--- Start STORED ROWS ---

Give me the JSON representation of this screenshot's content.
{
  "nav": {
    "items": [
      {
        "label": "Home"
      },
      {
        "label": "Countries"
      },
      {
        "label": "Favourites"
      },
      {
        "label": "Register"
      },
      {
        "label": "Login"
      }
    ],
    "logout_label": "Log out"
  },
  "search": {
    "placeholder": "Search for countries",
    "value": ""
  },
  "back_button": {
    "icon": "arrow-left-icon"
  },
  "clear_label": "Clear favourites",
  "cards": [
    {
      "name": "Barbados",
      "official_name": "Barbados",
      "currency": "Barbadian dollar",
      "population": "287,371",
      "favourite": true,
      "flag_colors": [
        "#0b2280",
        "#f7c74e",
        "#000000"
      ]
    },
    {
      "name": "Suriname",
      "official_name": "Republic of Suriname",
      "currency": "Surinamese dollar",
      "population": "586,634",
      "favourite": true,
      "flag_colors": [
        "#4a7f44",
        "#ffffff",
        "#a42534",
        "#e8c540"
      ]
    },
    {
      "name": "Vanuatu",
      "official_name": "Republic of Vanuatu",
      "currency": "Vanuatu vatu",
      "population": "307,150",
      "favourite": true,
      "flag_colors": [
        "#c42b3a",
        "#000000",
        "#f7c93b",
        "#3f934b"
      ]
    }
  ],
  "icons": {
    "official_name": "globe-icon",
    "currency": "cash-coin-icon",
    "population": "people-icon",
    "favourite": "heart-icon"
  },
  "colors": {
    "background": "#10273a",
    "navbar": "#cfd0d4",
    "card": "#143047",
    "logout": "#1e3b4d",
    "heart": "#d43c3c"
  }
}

--- End STORED ROWS ---

▸ **EXERCISE DESCRIPTION**
Where a line of the entries contains the word "Vanuatu", copy that line.

▸ **REPLY**
      "name": "Vanuatu",
      "official_name": "Republic of Vanuatu",
      "currency": "Vanuatu vatu",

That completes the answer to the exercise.